▶ **WHAT THE TASK ASKS**: The records that follow are to be repeated exactly, with the pictures removed.
= = = =
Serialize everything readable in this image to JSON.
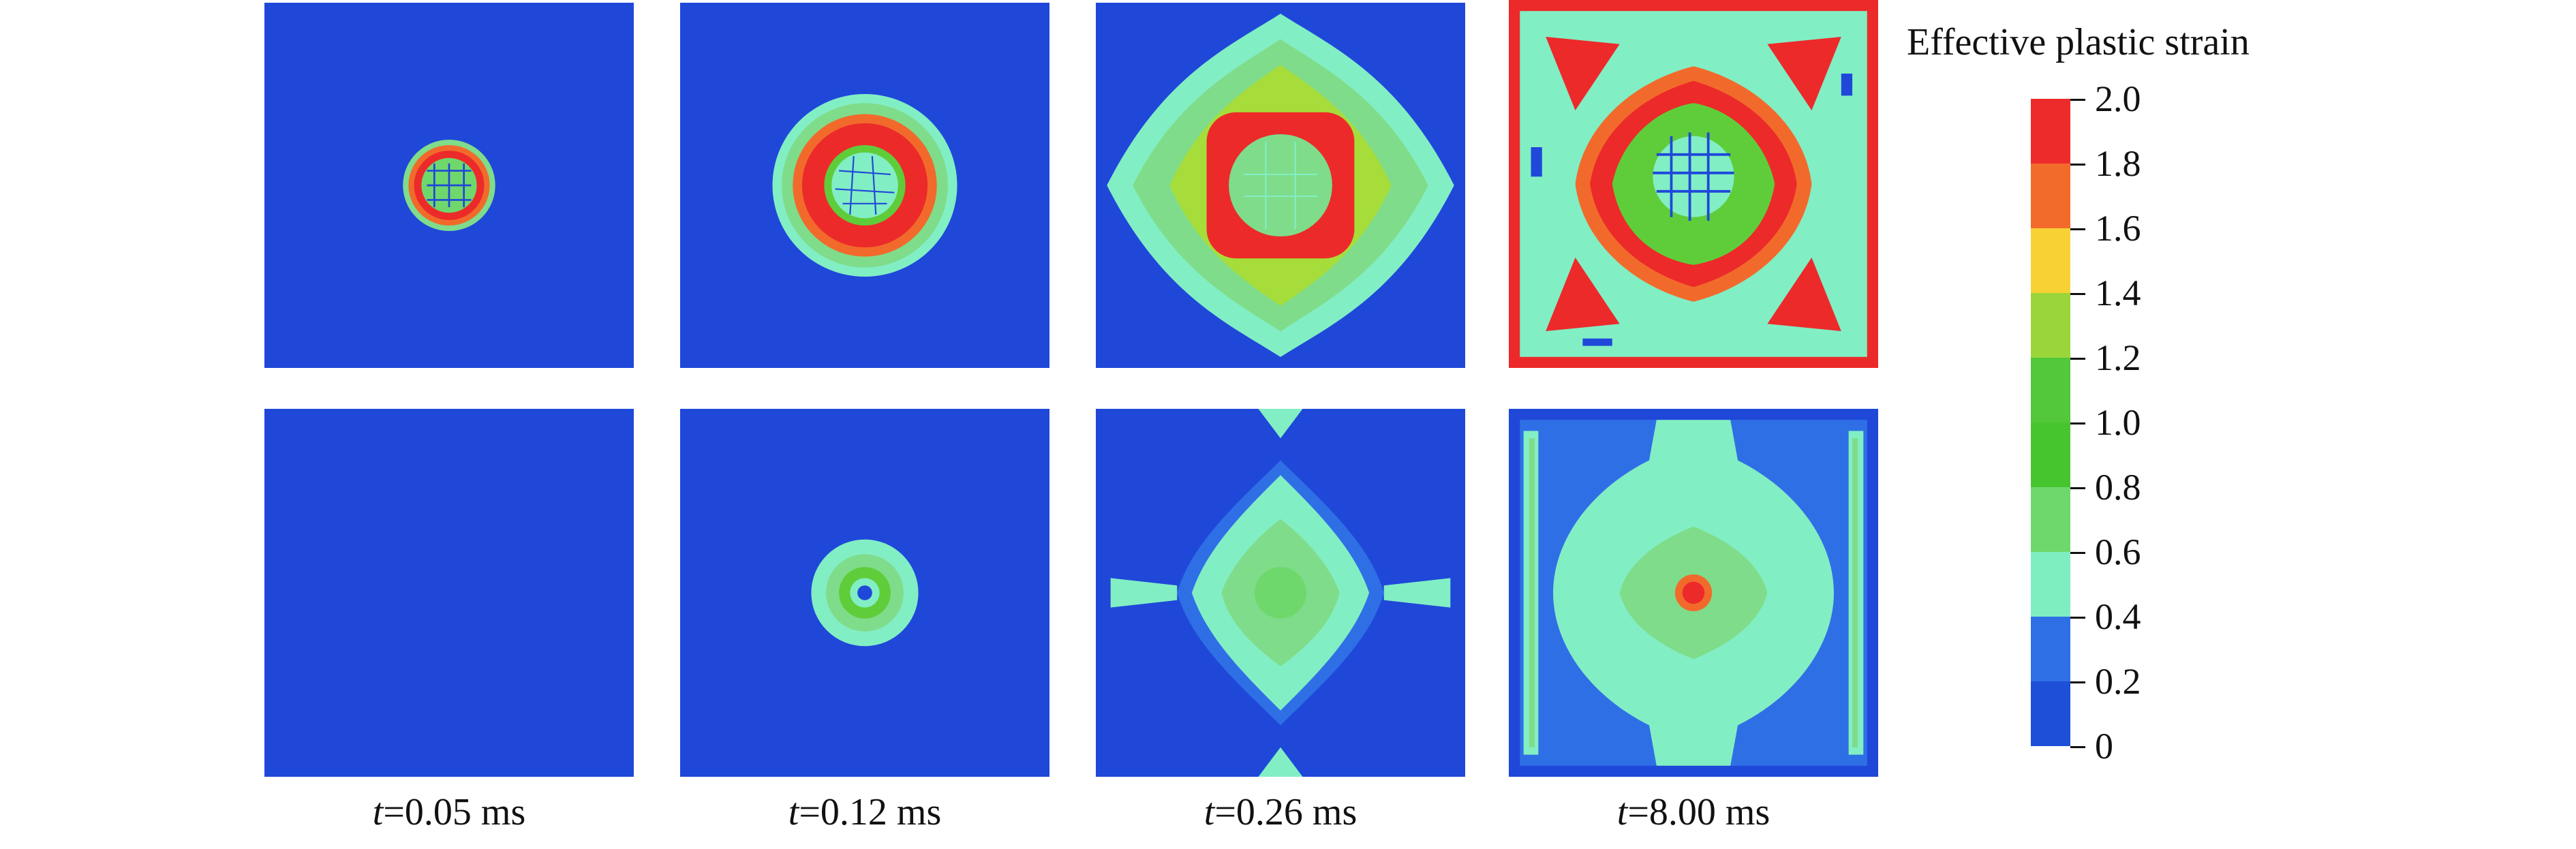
{
  "colorbar": {
    "title": "Effective plastic strain",
    "ticks": [
      "2.0",
      "1.8",
      "1.6",
      "1.4",
      "1.2",
      "1.0",
      "0.8",
      "0.6",
      "0.4",
      "0.2",
      "0"
    ],
    "band_colors": [
      "#ee2b2b",
      "#f36b2a",
      "#f7d235",
      "#9ad63a",
      "#52c83a",
      "#47c52f",
      "#6fd86c",
      "#7eeec0",
      "#2f6fe6",
      "#1d4fd8"
    ]
  },
  "panel_colors": {
    "background": "#1f48d9",
    "cyan": "#82eec4",
    "light_green": "#7fdc8a",
    "green": "#5fcd3a",
    "lime": "#a6dd3b",
    "yellow": "#f4d23a",
    "orange": "#f26a2b",
    "red": "#ec2a2a"
  },
  "captions": [
    {
      "var": "t",
      "value": "=0.05 ms"
    },
    {
      "var": "t",
      "value": "=0.12 ms"
    },
    {
      "var": "t",
      "value": "=0.26 ms"
    },
    {
      "var": "t",
      "value": "=8.00 ms"
    }
  ]
}
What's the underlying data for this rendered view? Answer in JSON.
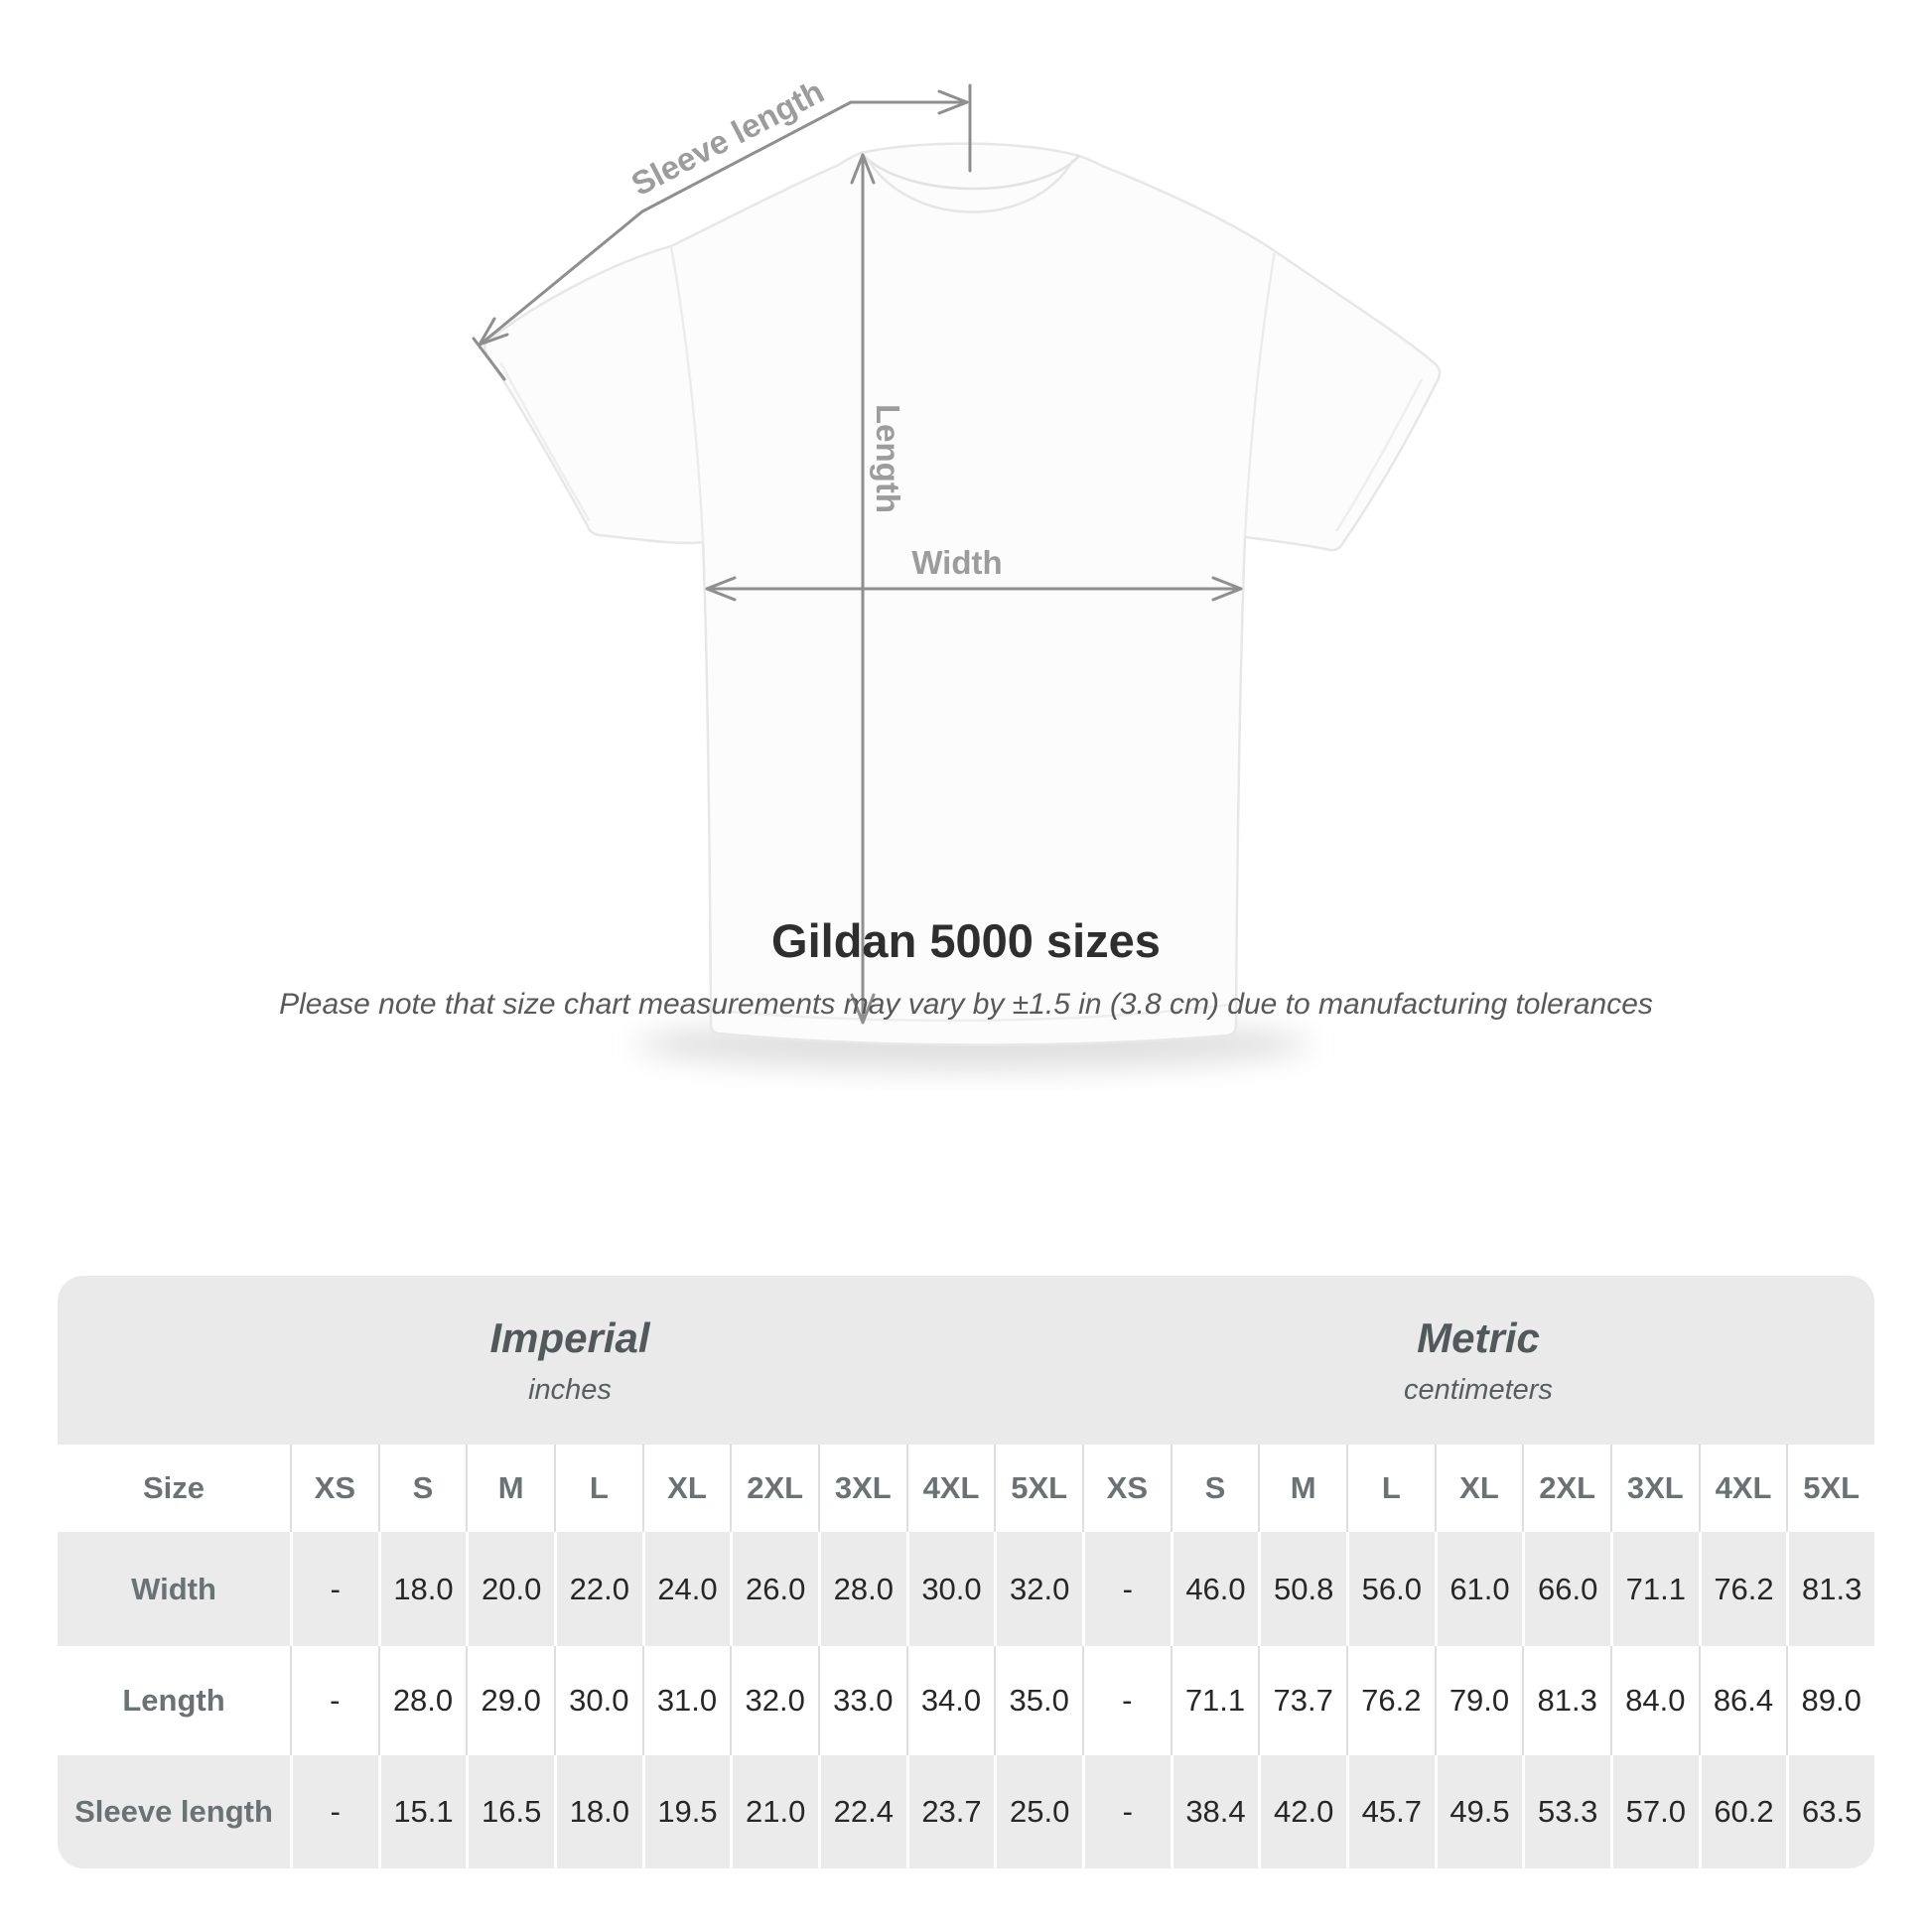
{
  "diagram": {
    "sleeve_length_label": "Sleeve length",
    "length_label": "Length",
    "width_label": "Width",
    "line_color": "#8f8f8f",
    "label_color": "#9c9c9c"
  },
  "title": "Gildan 5000 sizes",
  "note": "Please note that size chart measurements may vary by ±1.5 in (3.8 cm) due to manufacturing tolerances",
  "table": {
    "unit_groups": [
      {
        "label": "Imperial",
        "sublabel": "inches"
      },
      {
        "label": "Metric",
        "sublabel": "centimeters"
      }
    ],
    "size_header_label": "Size",
    "sizes": [
      "XS",
      "S",
      "M",
      "L",
      "XL",
      "2XL",
      "3XL",
      "4XL",
      "5XL"
    ],
    "rows": [
      {
        "label": "Width",
        "imperial": [
          "-",
          "18.0",
          "20.0",
          "22.0",
          "24.0",
          "26.0",
          "28.0",
          "30.0",
          "32.0"
        ],
        "metric": [
          "-",
          "46.0",
          "50.8",
          "56.0",
          "61.0",
          "66.0",
          "71.1",
          "76.2",
          "81.3"
        ]
      },
      {
        "label": "Length",
        "imperial": [
          "-",
          "28.0",
          "29.0",
          "30.0",
          "31.0",
          "32.0",
          "33.0",
          "34.0",
          "35.0"
        ],
        "metric": [
          "-",
          "71.1",
          "73.7",
          "76.2",
          "79.0",
          "81.3",
          "84.0",
          "86.4",
          "89.0"
        ]
      },
      {
        "label": "Sleeve length",
        "imperial": [
          "-",
          "15.1",
          "16.5",
          "18.0",
          "19.5",
          "21.0",
          "22.4",
          "23.7",
          "25.0"
        ],
        "metric": [
          "-",
          "38.4",
          "42.0",
          "45.7",
          "49.5",
          "53.3",
          "57.0",
          "60.2",
          "63.5"
        ]
      }
    ]
  },
  "chart_data": {
    "type": "table",
    "title": "Gildan 5000 sizes",
    "columns": [
      "XS",
      "S",
      "M",
      "L",
      "XL",
      "2XL",
      "3XL",
      "4XL",
      "5XL"
    ],
    "series": [
      {
        "name": "Width (in)",
        "values": [
          null,
          18.0,
          20.0,
          22.0,
          24.0,
          26.0,
          28.0,
          30.0,
          32.0
        ]
      },
      {
        "name": "Length (in)",
        "values": [
          null,
          28.0,
          29.0,
          30.0,
          31.0,
          32.0,
          33.0,
          34.0,
          35.0
        ]
      },
      {
        "name": "Sleeve length (in)",
        "values": [
          null,
          15.1,
          16.5,
          18.0,
          19.5,
          21.0,
          22.4,
          23.7,
          25.0
        ]
      },
      {
        "name": "Width (cm)",
        "values": [
          null,
          46.0,
          50.8,
          56.0,
          61.0,
          66.0,
          71.1,
          76.2,
          81.3
        ]
      },
      {
        "name": "Length (cm)",
        "values": [
          null,
          71.1,
          73.7,
          76.2,
          79.0,
          81.3,
          84.0,
          86.4,
          89.0
        ]
      },
      {
        "name": "Sleeve length (cm)",
        "values": [
          null,
          38.4,
          42.0,
          45.7,
          49.5,
          53.3,
          57.0,
          60.2,
          63.5
        ]
      }
    ]
  }
}
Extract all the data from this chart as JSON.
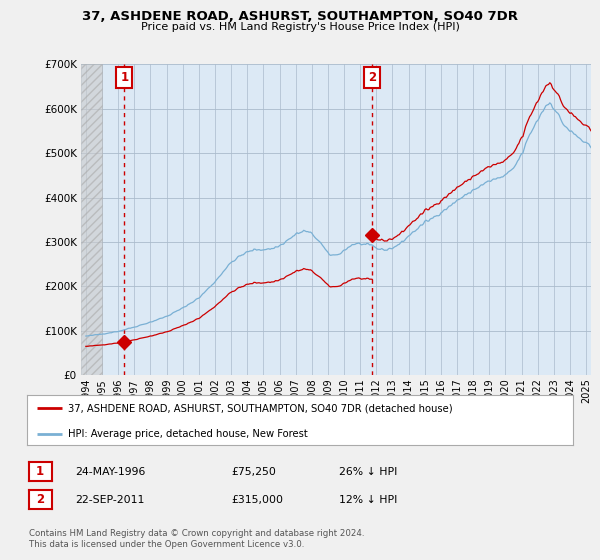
= = = =
▶ **RESULT BELOW**:
Serialize everything readable in this image to JSON.
{
  "colorbar": {
    "title": "Effective plastic strain",
    "ticks": [
      "2.0",
      "1.8",
      "1.6",
      "1.4",
      "1.2",
      "1.0",
      "0.8",
      "0.6",
      "0.4",
      "0.2",
      "0"
    ],
    "band_colors": [
      "#ee2b2b",
      "#f36b2a",
      "#f7d235",
      "#9ad63a",
      "#52c83a",
      "#47c52f",
      "#6fd86c",
      "#7eeec0",
      "#2f6fe6",
      "#1d4fd8"
    ]
  },
  "panel_colors": {
    "background": "#1f48d9",
    "cyan": "#82eec4",
    "light_green": "#7fdc8a",
    "green": "#5fcd3a",
    "lime": "#a6dd3b",
    "yellow": "#f4d23a",
    "orange": "#f26a2b",
    "red": "#ec2a2a"
  },
  "captions": [
    {
      "var": "t",
      "value": "=0.05 ms"
    },
    {
      "var": "t",
      "value": "=0.12 ms"
    },
    {
      "var": "t",
      "value": "=0.26 ms"
    },
    {
      "var": "t",
      "value": "=8.00 ms"
    }
  ]
}
What's the underlying data for this rendered view? Answer in JSON.
{
  "diagram": {
    "sleeve_length_label": "Sleeve length",
    "length_label": "Length",
    "width_label": "Width",
    "line_color": "#8f8f8f",
    "label_color": "#9c9c9c"
  },
  "title": "Gildan 5000 sizes",
  "note": "Please note that size chart measurements may vary by ±1.5 in (3.8 cm) due to manufacturing tolerances",
  "table": {
    "unit_groups": [
      {
        "label": "Imperial",
        "sublabel": "inches"
      },
      {
        "label": "Metric",
        "sublabel": "centimeters"
      }
    ],
    "size_header_label": "Size",
    "sizes": [
      "XS",
      "S",
      "M",
      "L",
      "XL",
      "2XL",
      "3XL",
      "4XL",
      "5XL"
    ],
    "rows": [
      {
        "label": "Width",
        "imperial": [
          "-",
          "18.0",
          "20.0",
          "22.0",
          "24.0",
          "26.0",
          "28.0",
          "30.0",
          "32.0"
        ],
        "metric": [
          "-",
          "46.0",
          "50.8",
          "56.0",
          "61.0",
          "66.0",
          "71.1",
          "76.2",
          "81.3"
        ]
      },
      {
        "label": "Length",
        "imperial": [
          "-",
          "28.0",
          "29.0",
          "30.0",
          "31.0",
          "32.0",
          "33.0",
          "34.0",
          "35.0"
        ],
        "metric": [
          "-",
          "71.1",
          "73.7",
          "76.2",
          "79.0",
          "81.3",
          "84.0",
          "86.4",
          "89.0"
        ]
      },
      {
        "label": "Sleeve length",
        "imperial": [
          "-",
          "15.1",
          "16.5",
          "18.0",
          "19.5",
          "21.0",
          "22.4",
          "23.7",
          "25.0"
        ],
        "metric": [
          "-",
          "38.4",
          "42.0",
          "45.7",
          "49.5",
          "53.3",
          "57.0",
          "60.2",
          "63.5"
        ]
      }
    ]
  },
  "chart_data": {
    "type": "table",
    "title": "Gildan 5000 sizes",
    "columns": [
      "XS",
      "S",
      "M",
      "L",
      "XL",
      "2XL",
      "3XL",
      "4XL",
      "5XL"
    ],
    "series": [
      {
        "name": "Width (in)",
        "values": [
          null,
          18.0,
          20.0,
          22.0,
          24.0,
          26.0,
          28.0,
          30.0,
          32.0
        ]
      },
      {
        "name": "Length (in)",
        "values": [
          null,
          28.0,
          29.0,
          30.0,
          31.0,
          32.0,
          33.0,
          34.0,
          35.0
        ]
      },
      {
        "name": "Sleeve length (in)",
        "values": [
          null,
          15.1,
          16.5,
          18.0,
          19.5,
          21.0,
          22.4,
          23.7,
          25.0
        ]
      },
      {
        "name": "Width (cm)",
        "values": [
          null,
          46.0,
          50.8,
          56.0,
          61.0,
          66.0,
          71.1,
          76.2,
          81.3
        ]
      },
      {
        "name": "Length (cm)",
        "values": [
          null,
          71.1,
          73.7,
          76.2,
          79.0,
          81.3,
          84.0,
          86.4,
          89.0
        ]
      },
      {
        "name": "Sleeve length (cm)",
        "values": [
          null,
          38.4,
          42.0,
          45.7,
          49.5,
          53.3,
          57.0,
          60.2,
          63.5
        ]
      }
    ]
  }
}
Extract all the data from this chart as JSON.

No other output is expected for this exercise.